Your task is to print all of the data word for word.

* * * *

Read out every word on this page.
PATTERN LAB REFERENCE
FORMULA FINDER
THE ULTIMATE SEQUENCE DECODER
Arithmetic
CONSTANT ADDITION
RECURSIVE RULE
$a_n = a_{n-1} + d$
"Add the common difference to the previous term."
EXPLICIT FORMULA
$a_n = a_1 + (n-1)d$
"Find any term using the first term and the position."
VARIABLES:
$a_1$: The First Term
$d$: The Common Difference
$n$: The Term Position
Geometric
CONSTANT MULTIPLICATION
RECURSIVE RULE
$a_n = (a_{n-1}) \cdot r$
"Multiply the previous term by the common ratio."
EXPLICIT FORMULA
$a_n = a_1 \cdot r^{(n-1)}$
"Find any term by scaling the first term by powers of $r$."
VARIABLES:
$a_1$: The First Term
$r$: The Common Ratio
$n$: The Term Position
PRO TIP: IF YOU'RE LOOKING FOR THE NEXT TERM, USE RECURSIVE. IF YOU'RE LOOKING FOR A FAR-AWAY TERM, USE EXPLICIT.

* * * *

• [OUTPUT]:
Read out every word on this page.
PATTERN LAB REFERENCE
FORMULA FINDER
THE ULTIMATE SEQUENCE DECODER
Arithmetic
CONSTANT ADDITION
RECURSIVE RULE
$a_n = a_{n-1} + d$
"Add the common difference to the previous term."
EXPLICIT FORMULA
$a_n = a_1 + (n-1)d$
"Find any term using the first term and the position."
VARIABLES:
$a_1$: The First Term
$d$: The Common Difference
$n$: The Term Position
Geometric
CONSTANT MULTIPLICATION
RECURSIVE RULE
$a_n = (a_{n-1}) \cdot r$
"Multiply the previous term by the common ratio."
EXPLICIT FORMULA
$a_n = a_1 \cdot r^{(n-1)}$
"Find any term by scaling the first term by powers of $r$."
VARIABLES:
$a_1$: The First Term
$r$: The Common Ratio
$n$: The Term Position
PRO TIP: IF YOU'RE LOOKING FOR THE NEXT TERM, USE RECURSIVE. IF YOU'RE LOOKING FOR A FAR-AWAY TERM, USE EXPLICIT.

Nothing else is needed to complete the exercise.